Dataset records:
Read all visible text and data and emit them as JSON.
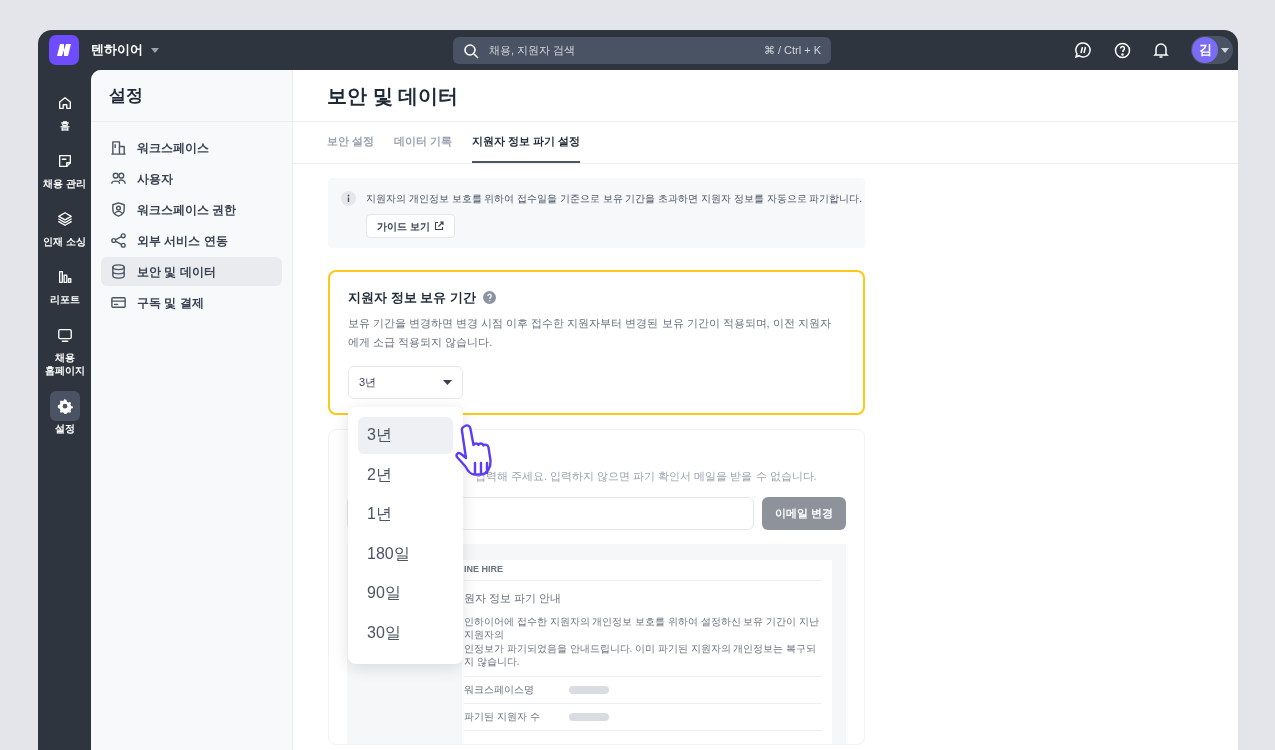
{
  "workspace": {
    "name": "텐하이어"
  },
  "search": {
    "placeholder": "채용, 지원자 검색",
    "shortcut": "⌘ / Ctrl + K"
  },
  "user": {
    "avatar": "김"
  },
  "nav_rail": [
    {
      "kind": "home",
      "label": "홈",
      "selected": false
    },
    {
      "kind": "note",
      "label": "채용 관리",
      "selected": false
    },
    {
      "kind": "layers",
      "label": "인재 소싱",
      "selected": false
    },
    {
      "kind": "bars",
      "label": "리포트",
      "selected": false
    },
    {
      "kind": "monitor",
      "label": "채용 홈페이지",
      "selected": false
    },
    {
      "kind": "gear",
      "label": "설정",
      "selected": true
    }
  ],
  "settings_sidebar": {
    "title": "설정",
    "items": [
      {
        "kind": "building",
        "label": "워크스페이스",
        "selected": false
      },
      {
        "kind": "users",
        "label": "사용자",
        "selected": false
      },
      {
        "kind": "shield",
        "label": "워크스페이스 권한",
        "selected": false
      },
      {
        "kind": "share",
        "label": "외부 서비스 연동",
        "selected": false
      },
      {
        "kind": "database",
        "label": "보안 및 데이터",
        "selected": true
      },
      {
        "kind": "card",
        "label": "구독 및 결제",
        "selected": false
      }
    ]
  },
  "page": {
    "title": "보안 및 데이터",
    "tabs": [
      {
        "label": "보안 설정",
        "selected": false
      },
      {
        "label": "데이터 기록",
        "selected": false
      },
      {
        "label": "지원자 정보 파기 설정",
        "selected": true
      }
    ]
  },
  "notice": {
    "text": "지원자의 개인정보 보호를 위하여 접수일을 기준으로 보유 기간을 초과하면 지원자 정보를 자동으로 파기합니다.",
    "button": "가이드 보기"
  },
  "retention": {
    "title": "지원자 정보 보유 기간",
    "description": "보유 기간을 변경하면 변경 시점 이후 접수한 지원자부터 변경된 보유 기간이 적용되며, 이전 지원자에게 소급 적용되지 않습니다.",
    "dropdown": {
      "value": "3년",
      "expanded": true,
      "options": [
        {
          "label": "3년",
          "selected": true
        },
        {
          "label": "2년",
          "selected": false
        },
        {
          "label": "1년",
          "selected": false
        },
        {
          "label": "180일",
          "selected": false
        },
        {
          "label": "90일",
          "selected": false
        },
        {
          "label": "30일",
          "selected": false
        }
      ]
    }
  },
  "email_section": {
    "description": "입력해 주세요. 입력하지 않으면 파기 확인서 메일을 받을 수 없습니다.",
    "button": {
      "label": "이메일 변경",
      "disabled": true
    }
  },
  "email_preview": {
    "brand": "INE HIRE",
    "title": "원자 정보 파기 안내",
    "body": [
      "인하이어에 접수한 지원자의 개인정보 보호를 위하여 설정하신 보유 기간이 지난 지원자의",
      "인정보가 파기되었음을 안내드립니다. 이미 파기된 지원자의 개인정보는 복구되지 않습니다."
    ],
    "fields": [
      "워크스페이스명",
      "파기된 지원자 수"
    ]
  }
}
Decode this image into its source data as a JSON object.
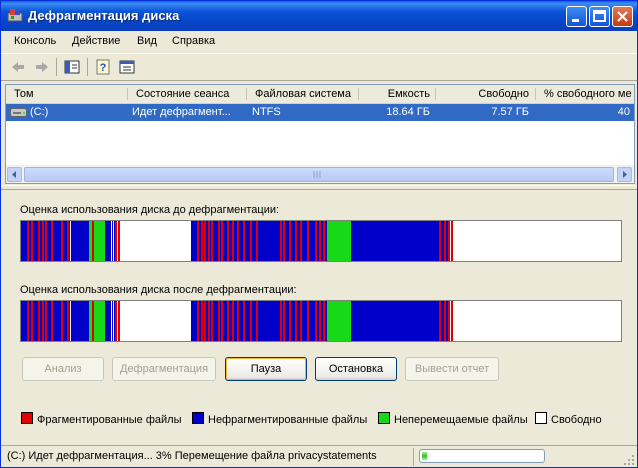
{
  "window": {
    "title": "Дефрагментация диска"
  },
  "menu": {
    "items": [
      "Консоль",
      "Действие",
      "Вид",
      "Справка"
    ]
  },
  "toolbar": {
    "icons": [
      "back-arrow-icon",
      "forward-arrow-icon",
      "show-hide-tree-icon",
      "help-icon",
      "console-tree-icon"
    ]
  },
  "volumes": {
    "columns": [
      "Том",
      "Состояние сеанса",
      "Файловая система",
      "Емкость",
      "Свободно",
      "% свободного ме"
    ],
    "rows": [
      {
        "volume": "(C:)",
        "state": "Идет дефрагмент...",
        "fs": "NTFS",
        "capacity": "18.64 ГБ",
        "free": "7.57 ГБ",
        "free_pct": "40"
      }
    ]
  },
  "analysis": {
    "before_label": "Оценка использования диска до дефрагментации:",
    "after_label": "Оценка использования диска после дефрагментации:"
  },
  "buttons": {
    "analyze": "Анализ",
    "defrag": "Дефрагментация",
    "pause": "Пауза",
    "stop": "Остановка",
    "report": "Вывести отчет"
  },
  "legend": {
    "fragmented": "Фрагментированные файлы",
    "contiguous": "Нефрагментированные файлы",
    "unmovable": "Неперемещаемые файлы",
    "free": "Свободно"
  },
  "colors": {
    "fragmented": "#E00000",
    "contiguous": "#0000C8",
    "unmovable": "#18D918",
    "free": "#FFFFFF"
  },
  "status": {
    "text": "(C:) Идет дефрагментация... 3%  Перемещение файла privacystatements",
    "progress_fraction": 0.03
  }
}
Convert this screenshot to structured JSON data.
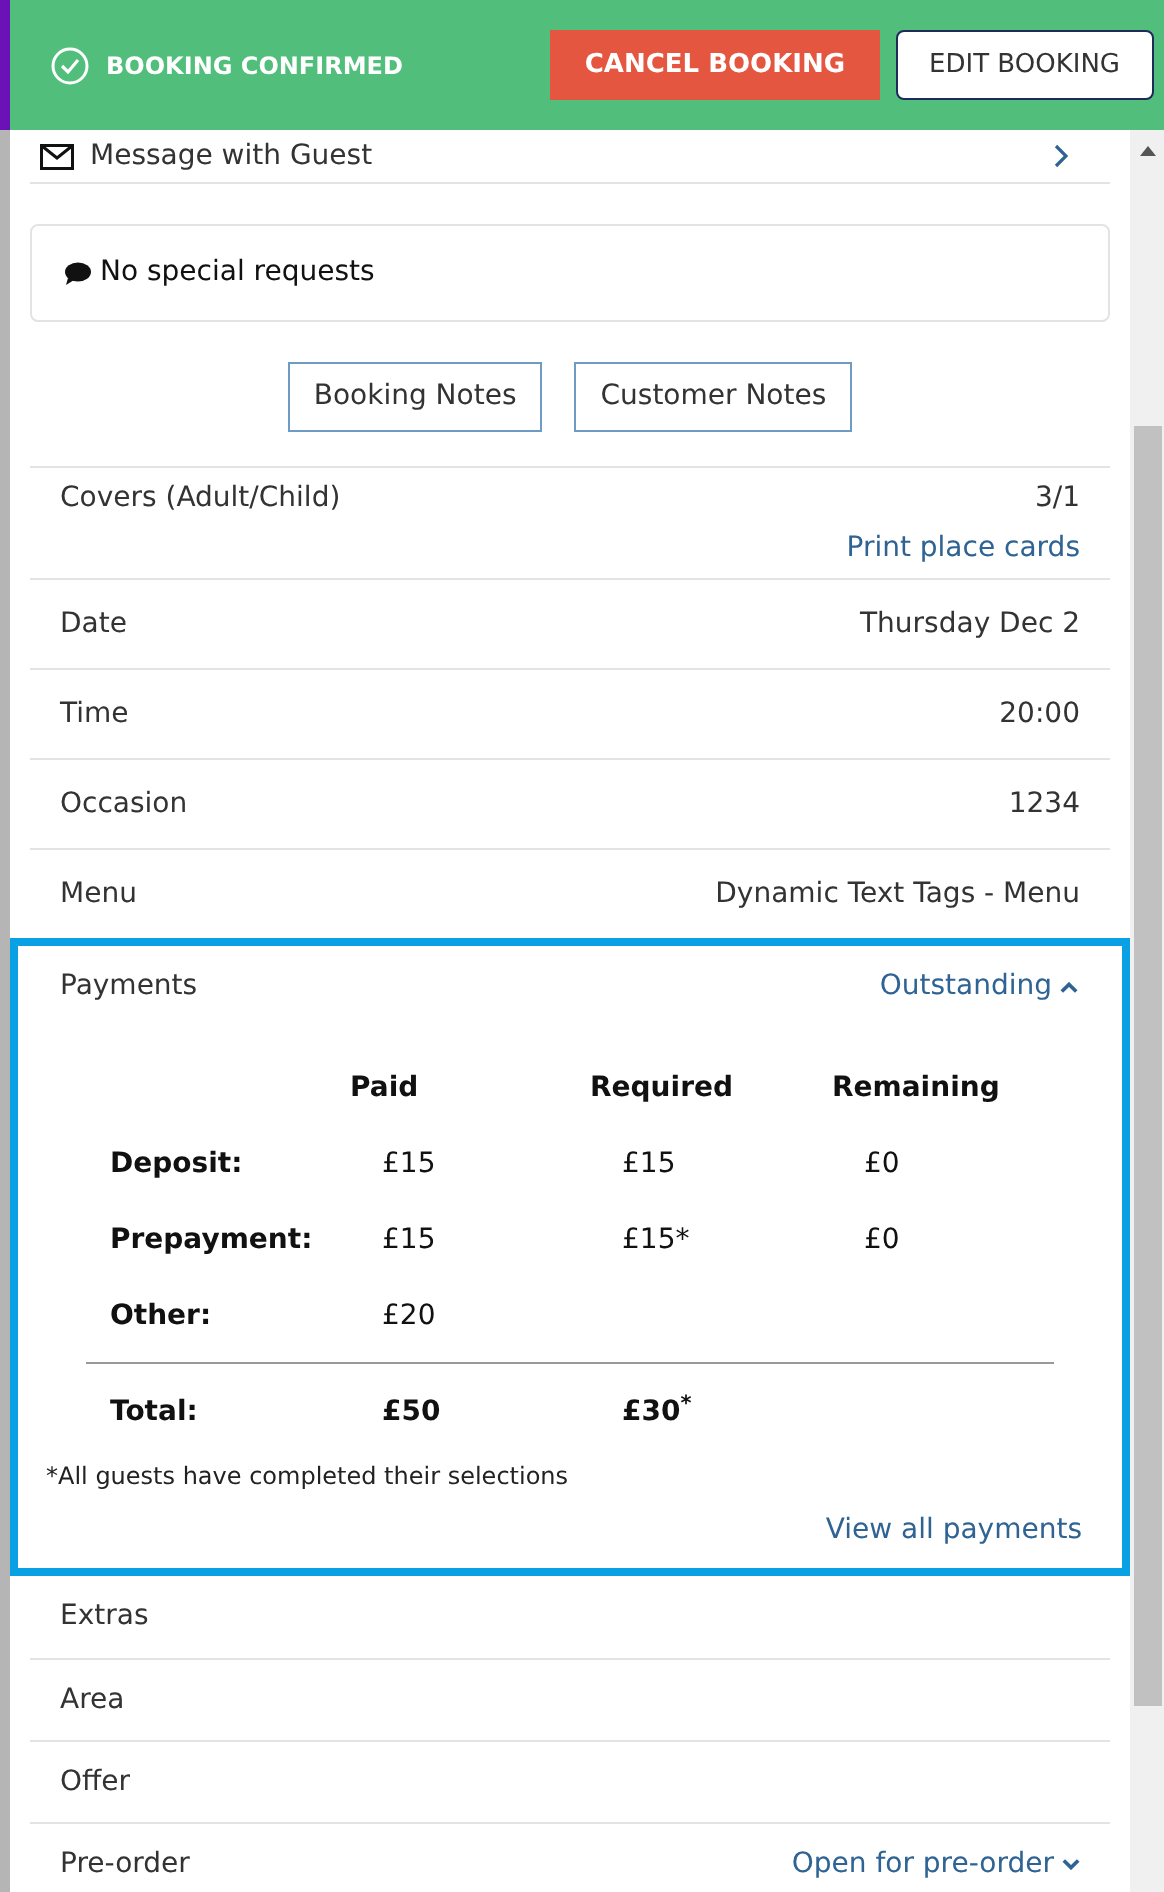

### The task
Repeat the data in full and exactly. Omit pictures.

### The output
Read all visible text and data and emit them as JSON.
{
  "workspace": {
    "name": "텐하이어"
  },
  "search": {
    "placeholder": "채용, 지원자 검색",
    "shortcut": "⌘ / Ctrl + K"
  },
  "user": {
    "avatar": "김"
  },
  "nav_rail": [
    {
      "kind": "home",
      "label": "홈",
      "selected": false
    },
    {
      "kind": "note",
      "label": "채용 관리",
      "selected": false
    },
    {
      "kind": "layers",
      "label": "인재 소싱",
      "selected": false
    },
    {
      "kind": "bars",
      "label": "리포트",
      "selected": false
    },
    {
      "kind": "monitor",
      "label": "채용 홈페이지",
      "selected": false
    },
    {
      "kind": "gear",
      "label": "설정",
      "selected": true
    }
  ],
  "settings_sidebar": {
    "title": "설정",
    "items": [
      {
        "kind": "building",
        "label": "워크스페이스",
        "selected": false
      },
      {
        "kind": "users",
        "label": "사용자",
        "selected": false
      },
      {
        "kind": "shield",
        "label": "워크스페이스 권한",
        "selected": false
      },
      {
        "kind": "share",
        "label": "외부 서비스 연동",
        "selected": false
      },
      {
        "kind": "database",
        "label": "보안 및 데이터",
        "selected": true
      },
      {
        "kind": "card",
        "label": "구독 및 결제",
        "selected": false
      }
    ]
  },
  "page": {
    "title": "보안 및 데이터",
    "tabs": [
      {
        "label": "보안 설정",
        "selected": false
      },
      {
        "label": "데이터 기록",
        "selected": false
      },
      {
        "label": "지원자 정보 파기 설정",
        "selected": true
      }
    ]
  },
  "notice": {
    "text": "지원자의 개인정보 보호를 위하여 접수일을 기준으로 보유 기간을 초과하면 지원자 정보를 자동으로 파기합니다.",
    "button": "가이드 보기"
  },
  "retention": {
    "title": "지원자 정보 보유 기간",
    "description": "보유 기간을 변경하면 변경 시점 이후 접수한 지원자부터 변경된 보유 기간이 적용되며, 이전 지원자에게 소급 적용되지 않습니다.",
    "dropdown": {
      "value": "3년",
      "expanded": true,
      "options": [
        {
          "label": "3년",
          "selected": true
        },
        {
          "label": "2년",
          "selected": false
        },
        {
          "label": "1년",
          "selected": false
        },
        {
          "label": "180일",
          "selected": false
        },
        {
          "label": "90일",
          "selected": false
        },
        {
          "label": "30일",
          "selected": false
        }
      ]
    }
  },
  "email_section": {
    "description": "입력해 주세요. 입력하지 않으면 파기 확인서 메일을 받을 수 없습니다.",
    "button": {
      "label": "이메일 변경",
      "disabled": true
    }
  },
  "email_preview": {
    "brand": "INE HIRE",
    "title": "원자 정보 파기 안내",
    "body": [
      "인하이어에 접수한 지원자의 개인정보 보호를 위하여 설정하신 보유 기간이 지난 지원자의",
      "인정보가 파기되었음을 안내드립니다. 이미 파기된 지원자의 개인정보는 복구되지 않습니다."
    ],
    "fields": [
      "워크스페이스명",
      "파기된 지원자 수"
    ]
  }
}
Decode this image into its source data as a JSON object.
{
  "window": {
    "title": "Дефрагментация диска"
  },
  "menu": {
    "items": [
      "Консоль",
      "Действие",
      "Вид",
      "Справка"
    ]
  },
  "toolbar": {
    "icons": [
      "back-arrow-icon",
      "forward-arrow-icon",
      "show-hide-tree-icon",
      "help-icon",
      "console-tree-icon"
    ]
  },
  "volumes": {
    "columns": [
      "Том",
      "Состояние сеанса",
      "Файловая система",
      "Емкость",
      "Свободно",
      "% свободного ме"
    ],
    "rows": [
      {
        "volume": "(C:)",
        "state": "Идет дефрагмент...",
        "fs": "NTFS",
        "capacity": "18.64 ГБ",
        "free": "7.57 ГБ",
        "free_pct": "40"
      }
    ]
  },
  "analysis": {
    "before_label": "Оценка использования диска до дефрагментации:",
    "after_label": "Оценка использования диска после дефрагментации:"
  },
  "buttons": {
    "analyze": "Анализ",
    "defrag": "Дефрагментация",
    "pause": "Пауза",
    "stop": "Остановка",
    "report": "Вывести отчет"
  },
  "legend": {
    "fragmented": "Фрагментированные файлы",
    "contiguous": "Нефрагментированные файлы",
    "unmovable": "Неперемещаемые файлы",
    "free": "Свободно"
  },
  "colors": {
    "fragmented": "#E00000",
    "contiguous": "#0000C8",
    "unmovable": "#18D918",
    "free": "#FFFFFF"
  },
  "status": {
    "text": "(C:) Идет дефрагментация... 3%  Перемещение файла privacystatements",
    "progress_fraction": 0.03
  }
}
Convert this screenshot to structured JSON data.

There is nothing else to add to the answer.